(Records from a collection of figures)
◆ ◆ ◆ ◆ ◆

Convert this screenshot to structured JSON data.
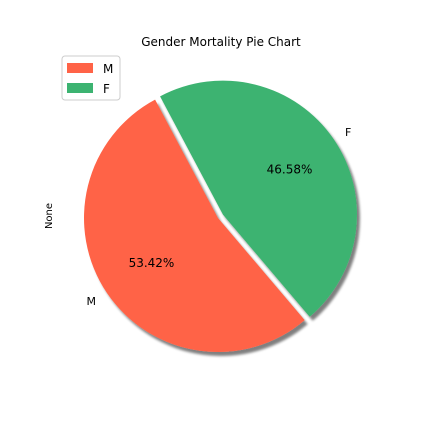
{
  "chart_data": {
    "type": "pie",
    "title": "Gender Mortality Pie Chart",
    "ylabel": "None",
    "categories": [
      "M",
      "F"
    ],
    "values": [
      53.42,
      46.58
    ],
    "percent_labels": [
      "53.42%",
      "46.58%"
    ],
    "colors": [
      "#ff6347",
      "#3cb371"
    ],
    "exploded": [
      "F"
    ],
    "shadow": true,
    "legend": {
      "position": "top-left",
      "entries": [
        "M",
        "F"
      ]
    }
  }
}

◆ ◆ ◆ ◆ ◆

What needs to be done: Pictures are not part of the copy; output everything else in the records exactly.

Solution to this problem:
Convert this screenshot to structured JSON data.
{
  "chart_data": {
    "type": "pie",
    "title": "Gender Mortality Pie Chart",
    "ylabel": "None",
    "categories": [
      "M",
      "F"
    ],
    "values": [
      53.42,
      46.58
    ],
    "percent_labels": [
      "53.42%",
      "46.58%"
    ],
    "colors": [
      "#ff6347",
      "#3cb371"
    ],
    "exploded": [
      "F"
    ],
    "shadow": true,
    "legend": {
      "position": "top-left",
      "entries": [
        "M",
        "F"
      ]
    }
  }
}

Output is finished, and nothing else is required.